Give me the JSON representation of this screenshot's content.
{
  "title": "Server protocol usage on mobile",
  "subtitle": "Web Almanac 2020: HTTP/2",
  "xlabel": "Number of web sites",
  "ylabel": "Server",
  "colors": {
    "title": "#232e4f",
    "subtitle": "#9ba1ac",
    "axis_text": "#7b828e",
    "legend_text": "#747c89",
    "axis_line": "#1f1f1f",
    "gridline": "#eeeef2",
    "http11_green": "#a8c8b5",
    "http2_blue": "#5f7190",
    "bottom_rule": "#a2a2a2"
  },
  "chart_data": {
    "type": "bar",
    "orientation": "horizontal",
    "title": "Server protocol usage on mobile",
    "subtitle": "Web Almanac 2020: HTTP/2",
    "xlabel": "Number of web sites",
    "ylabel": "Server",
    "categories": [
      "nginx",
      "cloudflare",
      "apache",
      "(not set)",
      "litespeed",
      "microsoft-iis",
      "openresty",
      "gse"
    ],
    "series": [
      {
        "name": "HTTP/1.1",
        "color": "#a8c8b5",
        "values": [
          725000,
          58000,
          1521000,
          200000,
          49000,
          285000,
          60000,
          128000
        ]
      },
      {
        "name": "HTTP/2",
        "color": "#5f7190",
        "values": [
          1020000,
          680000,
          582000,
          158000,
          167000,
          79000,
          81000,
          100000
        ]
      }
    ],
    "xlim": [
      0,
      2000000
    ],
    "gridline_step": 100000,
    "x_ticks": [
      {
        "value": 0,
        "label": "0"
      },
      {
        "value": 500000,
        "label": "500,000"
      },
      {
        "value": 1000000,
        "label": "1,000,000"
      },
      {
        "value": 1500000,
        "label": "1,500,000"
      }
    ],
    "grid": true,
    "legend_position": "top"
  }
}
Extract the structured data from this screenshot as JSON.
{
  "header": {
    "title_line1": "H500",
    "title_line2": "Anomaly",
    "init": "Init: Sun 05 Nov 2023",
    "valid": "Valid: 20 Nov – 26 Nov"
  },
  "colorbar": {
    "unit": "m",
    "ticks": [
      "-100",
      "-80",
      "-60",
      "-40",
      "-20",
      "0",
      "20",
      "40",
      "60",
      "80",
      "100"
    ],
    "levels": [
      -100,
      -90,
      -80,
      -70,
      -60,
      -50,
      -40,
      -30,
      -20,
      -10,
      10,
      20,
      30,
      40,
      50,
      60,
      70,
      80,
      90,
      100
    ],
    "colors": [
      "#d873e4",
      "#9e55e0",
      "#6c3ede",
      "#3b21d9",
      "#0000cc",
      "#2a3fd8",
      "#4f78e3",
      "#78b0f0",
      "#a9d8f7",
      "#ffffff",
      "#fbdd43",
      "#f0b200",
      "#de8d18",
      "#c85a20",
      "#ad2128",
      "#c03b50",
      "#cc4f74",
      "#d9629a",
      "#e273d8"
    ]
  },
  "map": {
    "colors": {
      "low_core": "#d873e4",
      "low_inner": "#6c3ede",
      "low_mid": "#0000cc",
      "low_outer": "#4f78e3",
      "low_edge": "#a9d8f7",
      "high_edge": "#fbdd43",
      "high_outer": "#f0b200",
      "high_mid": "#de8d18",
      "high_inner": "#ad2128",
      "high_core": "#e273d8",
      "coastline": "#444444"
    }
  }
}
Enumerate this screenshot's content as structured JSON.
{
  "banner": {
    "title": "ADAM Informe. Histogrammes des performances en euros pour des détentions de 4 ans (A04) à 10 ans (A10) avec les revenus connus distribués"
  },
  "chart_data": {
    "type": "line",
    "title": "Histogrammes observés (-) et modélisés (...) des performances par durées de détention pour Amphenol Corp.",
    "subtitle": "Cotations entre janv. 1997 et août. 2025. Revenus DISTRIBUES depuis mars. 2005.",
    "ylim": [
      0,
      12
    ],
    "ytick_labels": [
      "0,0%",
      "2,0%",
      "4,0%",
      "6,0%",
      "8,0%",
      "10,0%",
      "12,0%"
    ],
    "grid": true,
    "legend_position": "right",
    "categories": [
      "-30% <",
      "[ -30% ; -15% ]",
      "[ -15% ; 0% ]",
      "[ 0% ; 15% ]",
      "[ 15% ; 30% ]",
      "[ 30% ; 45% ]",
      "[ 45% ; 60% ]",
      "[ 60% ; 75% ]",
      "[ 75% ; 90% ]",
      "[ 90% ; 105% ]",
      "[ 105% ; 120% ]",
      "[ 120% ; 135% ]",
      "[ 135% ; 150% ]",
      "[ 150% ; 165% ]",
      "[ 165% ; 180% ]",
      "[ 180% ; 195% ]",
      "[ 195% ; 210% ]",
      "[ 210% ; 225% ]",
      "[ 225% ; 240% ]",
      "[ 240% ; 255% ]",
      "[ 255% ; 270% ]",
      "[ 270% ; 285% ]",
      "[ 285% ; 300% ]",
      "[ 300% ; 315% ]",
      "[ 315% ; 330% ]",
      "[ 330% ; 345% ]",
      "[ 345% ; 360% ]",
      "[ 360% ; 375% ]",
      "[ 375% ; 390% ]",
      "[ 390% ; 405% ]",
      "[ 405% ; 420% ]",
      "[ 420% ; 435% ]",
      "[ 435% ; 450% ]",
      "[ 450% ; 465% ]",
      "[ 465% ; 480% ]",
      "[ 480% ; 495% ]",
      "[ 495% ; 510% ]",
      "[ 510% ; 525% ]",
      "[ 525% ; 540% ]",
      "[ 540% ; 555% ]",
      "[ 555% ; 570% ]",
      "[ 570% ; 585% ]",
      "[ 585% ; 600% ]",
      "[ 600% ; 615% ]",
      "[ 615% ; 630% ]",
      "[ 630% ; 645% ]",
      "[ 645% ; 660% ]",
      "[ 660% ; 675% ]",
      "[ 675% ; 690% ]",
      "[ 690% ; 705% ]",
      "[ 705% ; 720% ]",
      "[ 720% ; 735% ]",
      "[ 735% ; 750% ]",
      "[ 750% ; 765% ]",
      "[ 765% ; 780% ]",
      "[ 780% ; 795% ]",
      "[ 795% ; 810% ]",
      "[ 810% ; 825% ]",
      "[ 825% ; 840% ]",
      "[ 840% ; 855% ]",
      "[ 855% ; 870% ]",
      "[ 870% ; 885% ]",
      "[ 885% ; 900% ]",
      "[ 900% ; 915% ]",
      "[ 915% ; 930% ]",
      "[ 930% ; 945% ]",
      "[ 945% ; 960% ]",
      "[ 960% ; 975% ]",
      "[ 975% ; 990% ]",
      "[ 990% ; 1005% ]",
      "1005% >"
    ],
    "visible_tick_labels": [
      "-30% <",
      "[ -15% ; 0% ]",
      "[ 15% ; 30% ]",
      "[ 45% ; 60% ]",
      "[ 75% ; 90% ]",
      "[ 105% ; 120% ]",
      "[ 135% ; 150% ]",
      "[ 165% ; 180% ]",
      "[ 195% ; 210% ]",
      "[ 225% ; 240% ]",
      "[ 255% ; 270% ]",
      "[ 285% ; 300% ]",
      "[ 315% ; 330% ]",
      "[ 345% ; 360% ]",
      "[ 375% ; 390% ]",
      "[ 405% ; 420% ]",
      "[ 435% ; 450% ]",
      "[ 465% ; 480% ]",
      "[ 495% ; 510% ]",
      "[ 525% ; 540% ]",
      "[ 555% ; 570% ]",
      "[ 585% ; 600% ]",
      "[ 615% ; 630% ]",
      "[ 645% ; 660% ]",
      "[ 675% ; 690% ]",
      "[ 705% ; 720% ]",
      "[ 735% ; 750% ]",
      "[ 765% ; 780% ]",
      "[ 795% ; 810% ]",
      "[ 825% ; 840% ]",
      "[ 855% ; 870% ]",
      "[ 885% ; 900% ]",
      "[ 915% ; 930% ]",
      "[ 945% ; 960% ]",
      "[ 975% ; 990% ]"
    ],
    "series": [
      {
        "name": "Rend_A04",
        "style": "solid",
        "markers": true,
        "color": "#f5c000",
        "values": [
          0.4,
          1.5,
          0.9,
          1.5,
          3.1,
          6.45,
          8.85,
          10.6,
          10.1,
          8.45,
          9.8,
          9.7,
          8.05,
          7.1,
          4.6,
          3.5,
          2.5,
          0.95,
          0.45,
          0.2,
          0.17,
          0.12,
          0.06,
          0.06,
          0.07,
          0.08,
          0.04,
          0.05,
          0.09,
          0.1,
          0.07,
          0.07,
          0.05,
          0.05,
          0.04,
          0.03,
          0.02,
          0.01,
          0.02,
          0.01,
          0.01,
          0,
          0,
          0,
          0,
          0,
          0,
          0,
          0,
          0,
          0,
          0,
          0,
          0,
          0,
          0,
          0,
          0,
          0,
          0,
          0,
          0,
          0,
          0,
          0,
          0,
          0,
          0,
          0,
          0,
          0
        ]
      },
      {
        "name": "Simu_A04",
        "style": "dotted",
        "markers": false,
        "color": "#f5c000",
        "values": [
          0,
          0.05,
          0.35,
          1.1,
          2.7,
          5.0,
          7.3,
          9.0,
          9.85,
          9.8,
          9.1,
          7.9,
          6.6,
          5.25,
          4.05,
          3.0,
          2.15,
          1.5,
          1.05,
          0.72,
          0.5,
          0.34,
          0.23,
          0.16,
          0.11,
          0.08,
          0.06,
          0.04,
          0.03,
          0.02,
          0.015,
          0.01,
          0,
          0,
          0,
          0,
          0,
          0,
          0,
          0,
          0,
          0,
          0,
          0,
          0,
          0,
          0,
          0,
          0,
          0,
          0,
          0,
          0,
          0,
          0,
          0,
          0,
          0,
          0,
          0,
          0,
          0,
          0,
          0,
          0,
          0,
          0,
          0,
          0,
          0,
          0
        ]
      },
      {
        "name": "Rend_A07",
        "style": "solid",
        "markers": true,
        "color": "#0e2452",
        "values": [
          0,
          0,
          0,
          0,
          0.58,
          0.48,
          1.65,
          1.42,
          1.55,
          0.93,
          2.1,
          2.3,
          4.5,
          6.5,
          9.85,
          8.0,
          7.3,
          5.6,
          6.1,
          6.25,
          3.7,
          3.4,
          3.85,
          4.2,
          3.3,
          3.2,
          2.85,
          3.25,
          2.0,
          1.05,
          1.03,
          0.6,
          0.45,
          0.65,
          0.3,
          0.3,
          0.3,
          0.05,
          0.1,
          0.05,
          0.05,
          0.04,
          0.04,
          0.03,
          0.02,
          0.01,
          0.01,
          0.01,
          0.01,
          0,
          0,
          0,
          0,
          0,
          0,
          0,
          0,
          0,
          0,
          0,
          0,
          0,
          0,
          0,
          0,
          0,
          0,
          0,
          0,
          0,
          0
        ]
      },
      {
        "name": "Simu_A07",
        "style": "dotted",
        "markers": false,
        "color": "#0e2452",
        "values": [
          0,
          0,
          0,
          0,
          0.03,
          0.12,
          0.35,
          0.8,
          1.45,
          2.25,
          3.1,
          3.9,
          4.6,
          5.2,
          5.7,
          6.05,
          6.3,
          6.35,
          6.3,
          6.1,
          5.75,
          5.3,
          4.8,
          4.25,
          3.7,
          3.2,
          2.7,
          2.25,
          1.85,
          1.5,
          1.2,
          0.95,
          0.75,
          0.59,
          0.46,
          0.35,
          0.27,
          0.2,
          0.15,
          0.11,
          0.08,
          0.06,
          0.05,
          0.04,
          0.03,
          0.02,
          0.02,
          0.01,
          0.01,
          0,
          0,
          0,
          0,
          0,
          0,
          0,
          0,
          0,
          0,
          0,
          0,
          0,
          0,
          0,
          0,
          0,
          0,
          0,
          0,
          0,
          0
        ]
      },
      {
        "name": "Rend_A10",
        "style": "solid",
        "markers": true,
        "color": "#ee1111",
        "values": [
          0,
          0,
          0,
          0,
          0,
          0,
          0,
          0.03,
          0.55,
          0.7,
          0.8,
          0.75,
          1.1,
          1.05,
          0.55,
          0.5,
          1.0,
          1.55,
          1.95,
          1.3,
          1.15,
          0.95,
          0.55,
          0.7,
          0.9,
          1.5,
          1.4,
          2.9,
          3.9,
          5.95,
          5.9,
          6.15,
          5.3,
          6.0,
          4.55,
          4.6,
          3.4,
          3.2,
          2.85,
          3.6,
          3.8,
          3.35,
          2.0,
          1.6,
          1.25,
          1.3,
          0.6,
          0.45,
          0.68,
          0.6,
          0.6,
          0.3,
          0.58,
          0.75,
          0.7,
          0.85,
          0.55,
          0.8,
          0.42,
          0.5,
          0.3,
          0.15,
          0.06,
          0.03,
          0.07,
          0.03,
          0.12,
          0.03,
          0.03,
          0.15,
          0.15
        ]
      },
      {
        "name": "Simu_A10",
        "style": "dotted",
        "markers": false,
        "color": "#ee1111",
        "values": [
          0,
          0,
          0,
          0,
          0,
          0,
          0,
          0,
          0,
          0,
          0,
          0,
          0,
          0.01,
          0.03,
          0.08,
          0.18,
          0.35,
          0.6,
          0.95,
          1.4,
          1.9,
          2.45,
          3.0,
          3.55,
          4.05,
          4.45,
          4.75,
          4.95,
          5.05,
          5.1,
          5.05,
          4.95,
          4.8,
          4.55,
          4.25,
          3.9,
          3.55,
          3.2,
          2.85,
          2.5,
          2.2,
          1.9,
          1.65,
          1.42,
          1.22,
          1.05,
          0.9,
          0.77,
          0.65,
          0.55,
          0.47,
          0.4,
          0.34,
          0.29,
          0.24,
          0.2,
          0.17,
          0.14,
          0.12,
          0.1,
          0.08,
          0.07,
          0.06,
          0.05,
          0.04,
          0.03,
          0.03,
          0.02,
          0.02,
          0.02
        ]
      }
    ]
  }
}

☆ ☆ ☆ ☆ ☆

__Exercise__: Check each line above for the word "structured" and copy the ones that have it.

__Response__:
Extract the structured data from this screenshot as JSON.
Enumerate this screenshot's content as structured JSON.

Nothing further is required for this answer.